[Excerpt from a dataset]

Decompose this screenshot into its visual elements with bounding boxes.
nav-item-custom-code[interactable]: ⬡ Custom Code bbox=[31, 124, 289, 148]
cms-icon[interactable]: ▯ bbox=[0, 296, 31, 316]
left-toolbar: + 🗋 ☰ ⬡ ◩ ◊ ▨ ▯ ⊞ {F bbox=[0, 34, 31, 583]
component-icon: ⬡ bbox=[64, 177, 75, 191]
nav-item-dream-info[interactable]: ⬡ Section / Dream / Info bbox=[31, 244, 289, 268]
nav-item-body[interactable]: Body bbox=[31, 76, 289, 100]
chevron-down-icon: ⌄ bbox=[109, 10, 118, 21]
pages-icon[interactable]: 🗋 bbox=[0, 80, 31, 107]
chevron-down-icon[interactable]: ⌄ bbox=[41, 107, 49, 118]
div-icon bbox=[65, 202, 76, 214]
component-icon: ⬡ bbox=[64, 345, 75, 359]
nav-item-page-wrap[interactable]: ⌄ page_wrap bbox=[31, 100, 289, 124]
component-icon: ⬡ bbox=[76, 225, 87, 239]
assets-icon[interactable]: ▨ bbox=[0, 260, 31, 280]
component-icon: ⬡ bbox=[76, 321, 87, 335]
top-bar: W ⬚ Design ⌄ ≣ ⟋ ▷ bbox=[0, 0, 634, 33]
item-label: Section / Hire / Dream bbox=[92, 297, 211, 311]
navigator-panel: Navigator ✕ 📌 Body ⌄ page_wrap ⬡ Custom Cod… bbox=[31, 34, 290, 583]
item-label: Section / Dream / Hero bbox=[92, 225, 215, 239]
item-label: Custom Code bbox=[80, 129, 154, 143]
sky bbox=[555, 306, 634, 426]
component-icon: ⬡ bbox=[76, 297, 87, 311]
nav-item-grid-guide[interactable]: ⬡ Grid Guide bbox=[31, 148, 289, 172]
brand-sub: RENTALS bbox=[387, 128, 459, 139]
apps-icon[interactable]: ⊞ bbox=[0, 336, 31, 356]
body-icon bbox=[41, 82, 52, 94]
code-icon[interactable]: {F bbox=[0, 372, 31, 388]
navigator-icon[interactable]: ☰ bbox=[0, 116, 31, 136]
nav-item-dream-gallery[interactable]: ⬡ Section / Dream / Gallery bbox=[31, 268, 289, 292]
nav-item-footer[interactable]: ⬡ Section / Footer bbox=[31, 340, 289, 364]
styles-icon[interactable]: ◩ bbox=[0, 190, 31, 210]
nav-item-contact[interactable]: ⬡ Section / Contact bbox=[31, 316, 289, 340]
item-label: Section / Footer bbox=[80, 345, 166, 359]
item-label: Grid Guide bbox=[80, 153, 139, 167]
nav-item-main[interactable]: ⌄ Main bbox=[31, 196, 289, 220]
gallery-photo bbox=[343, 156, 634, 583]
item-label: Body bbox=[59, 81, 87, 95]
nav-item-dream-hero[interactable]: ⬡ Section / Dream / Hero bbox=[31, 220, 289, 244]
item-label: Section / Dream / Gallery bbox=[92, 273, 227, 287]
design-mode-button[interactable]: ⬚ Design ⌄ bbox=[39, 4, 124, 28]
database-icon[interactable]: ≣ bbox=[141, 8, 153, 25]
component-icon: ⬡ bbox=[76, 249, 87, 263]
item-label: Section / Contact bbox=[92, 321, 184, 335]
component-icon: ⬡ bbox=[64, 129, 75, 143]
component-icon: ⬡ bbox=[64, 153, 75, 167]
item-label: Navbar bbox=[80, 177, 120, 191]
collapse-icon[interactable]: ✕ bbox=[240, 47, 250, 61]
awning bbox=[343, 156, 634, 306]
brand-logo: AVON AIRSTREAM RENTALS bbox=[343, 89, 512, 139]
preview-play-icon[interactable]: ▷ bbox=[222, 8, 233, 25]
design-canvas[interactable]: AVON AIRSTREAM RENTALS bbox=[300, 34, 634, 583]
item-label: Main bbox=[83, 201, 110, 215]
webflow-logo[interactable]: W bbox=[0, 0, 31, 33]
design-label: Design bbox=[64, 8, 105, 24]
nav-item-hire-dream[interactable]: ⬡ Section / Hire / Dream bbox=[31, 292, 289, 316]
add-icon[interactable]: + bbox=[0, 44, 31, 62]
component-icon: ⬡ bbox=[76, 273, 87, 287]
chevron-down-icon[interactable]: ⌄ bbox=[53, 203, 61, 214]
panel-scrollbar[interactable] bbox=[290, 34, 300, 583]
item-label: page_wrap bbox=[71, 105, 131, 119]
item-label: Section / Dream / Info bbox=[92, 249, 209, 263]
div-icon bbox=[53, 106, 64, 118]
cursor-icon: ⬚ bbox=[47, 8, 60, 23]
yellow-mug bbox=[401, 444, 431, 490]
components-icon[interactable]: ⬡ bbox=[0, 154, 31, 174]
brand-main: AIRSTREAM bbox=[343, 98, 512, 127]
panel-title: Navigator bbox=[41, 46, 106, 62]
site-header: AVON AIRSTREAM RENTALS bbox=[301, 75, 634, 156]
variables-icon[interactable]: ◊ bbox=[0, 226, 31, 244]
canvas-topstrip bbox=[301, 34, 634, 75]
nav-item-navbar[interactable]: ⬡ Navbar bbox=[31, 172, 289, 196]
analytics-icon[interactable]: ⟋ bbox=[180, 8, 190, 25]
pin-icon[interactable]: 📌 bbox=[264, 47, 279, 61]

- Exercise description: Duplicate every line of the listing above without any changes.

- Finished task:
Decompose this screenshot into its visual elements with bounding boxes.
nav-item-custom-code[interactable]: ⬡ Custom Code bbox=[31, 124, 289, 148]
cms-icon[interactable]: ▯ bbox=[0, 296, 31, 316]
left-toolbar: + 🗋 ☰ ⬡ ◩ ◊ ▨ ▯ ⊞ {F bbox=[0, 34, 31, 583]
component-icon: ⬡ bbox=[64, 177, 75, 191]
nav-item-dream-info[interactable]: ⬡ Section / Dream / Info bbox=[31, 244, 289, 268]
nav-item-body[interactable]: Body bbox=[31, 76, 289, 100]
chevron-down-icon: ⌄ bbox=[109, 10, 118, 21]
pages-icon[interactable]: 🗋 bbox=[0, 80, 31, 107]
chevron-down-icon[interactable]: ⌄ bbox=[41, 107, 49, 118]
div-icon bbox=[65, 202, 76, 214]
component-icon: ⬡ bbox=[64, 345, 75, 359]
nav-item-page-wrap[interactable]: ⌄ page_wrap bbox=[31, 100, 289, 124]
component-icon: ⬡ bbox=[76, 225, 87, 239]
assets-icon[interactable]: ▨ bbox=[0, 260, 31, 280]
component-icon: ⬡ bbox=[76, 321, 87, 335]
top-bar: W ⬚ Design ⌄ ≣ ⟋ ▷ bbox=[0, 0, 634, 33]
item-label: Section / Hire / Dream bbox=[92, 297, 211, 311]
navigator-panel: Navigator ✕ 📌 Body ⌄ page_wrap ⬡ Custom Cod… bbox=[31, 34, 290, 583]
item-label: Section / Dream / Hero bbox=[92, 225, 215, 239]
item-label: Custom Code bbox=[80, 129, 154, 143]
sky bbox=[555, 306, 634, 426]
component-icon: ⬡ bbox=[76, 297, 87, 311]
nav-item-grid-guide[interactable]: ⬡ Grid Guide bbox=[31, 148, 289, 172]
brand-sub: RENTALS bbox=[387, 128, 459, 139]
apps-icon[interactable]: ⊞ bbox=[0, 336, 31, 356]
body-icon bbox=[41, 82, 52, 94]
code-icon[interactable]: {F bbox=[0, 372, 31, 388]
navigator-icon[interactable]: ☰ bbox=[0, 116, 31, 136]
nav-item-dream-gallery[interactable]: ⬡ Section / Dream / Gallery bbox=[31, 268, 289, 292]
nav-item-footer[interactable]: ⬡ Section / Footer bbox=[31, 340, 289, 364]
styles-icon[interactable]: ◩ bbox=[0, 190, 31, 210]
nav-item-contact[interactable]: ⬡ Section / Contact bbox=[31, 316, 289, 340]
item-label: Section / Footer bbox=[80, 345, 166, 359]
item-label: Grid Guide bbox=[80, 153, 139, 167]
nav-item-main[interactable]: ⌄ Main bbox=[31, 196, 289, 220]
gallery-photo bbox=[343, 156, 634, 583]
item-label: Body bbox=[59, 81, 87, 95]
nav-item-dream-hero[interactable]: ⬡ Section / Dream / Hero bbox=[31, 220, 289, 244]
item-label: Section / Dream / Gallery bbox=[92, 273, 227, 287]
design-mode-button[interactable]: ⬚ Design ⌄ bbox=[39, 4, 124, 28]
database-icon[interactable]: ≣ bbox=[141, 8, 153, 25]
component-icon: ⬡ bbox=[76, 249, 87, 263]
item-label: Section / Contact bbox=[92, 321, 184, 335]
component-icon: ⬡ bbox=[64, 129, 75, 143]
component-icon: ⬡ bbox=[64, 153, 75, 167]
item-label: Navbar bbox=[80, 177, 120, 191]
collapse-icon[interactable]: ✕ bbox=[240, 47, 250, 61]
awning bbox=[343, 156, 634, 306]
brand-logo: AVON AIRSTREAM RENTALS bbox=[343, 89, 512, 139]
preview-play-icon[interactable]: ▷ bbox=[222, 8, 233, 25]
design-canvas[interactable]: AVON AIRSTREAM RENTALS bbox=[300, 34, 634, 583]
item-label: Main bbox=[83, 201, 110, 215]
webflow-logo[interactable]: W bbox=[0, 0, 31, 33]
design-label: Design bbox=[64, 8, 105, 24]
nav-item-hire-dream[interactable]: ⬡ Section / Hire / Dream bbox=[31, 292, 289, 316]
add-icon[interactable]: + bbox=[0, 44, 31, 62]
component-icon: ⬡ bbox=[76, 273, 87, 287]
chevron-down-icon[interactable]: ⌄ bbox=[53, 203, 61, 214]
panel-scrollbar[interactable] bbox=[290, 34, 300, 583]
item-label: page_wrap bbox=[71, 105, 131, 119]
item-label: Section / Dream / Info bbox=[92, 249, 209, 263]
div-icon bbox=[53, 106, 64, 118]
cursor-icon: ⬚ bbox=[47, 8, 60, 23]
yellow-mug bbox=[401, 444, 431, 490]
components-icon[interactable]: ⬡ bbox=[0, 154, 31, 174]
brand-main: AIRSTREAM bbox=[343, 98, 512, 127]
panel-title: Navigator bbox=[41, 46, 106, 62]
site-header: AVON AIRSTREAM RENTALS bbox=[301, 75, 634, 156]
variables-icon[interactable]: ◊ bbox=[0, 226, 31, 244]
canvas-topstrip bbox=[301, 34, 634, 75]
nav-item-navbar[interactable]: ⬡ Navbar bbox=[31, 172, 289, 196]
analytics-icon[interactable]: ⟋ bbox=[180, 8, 190, 25]
pin-icon[interactable]: 📌 bbox=[264, 47, 279, 61]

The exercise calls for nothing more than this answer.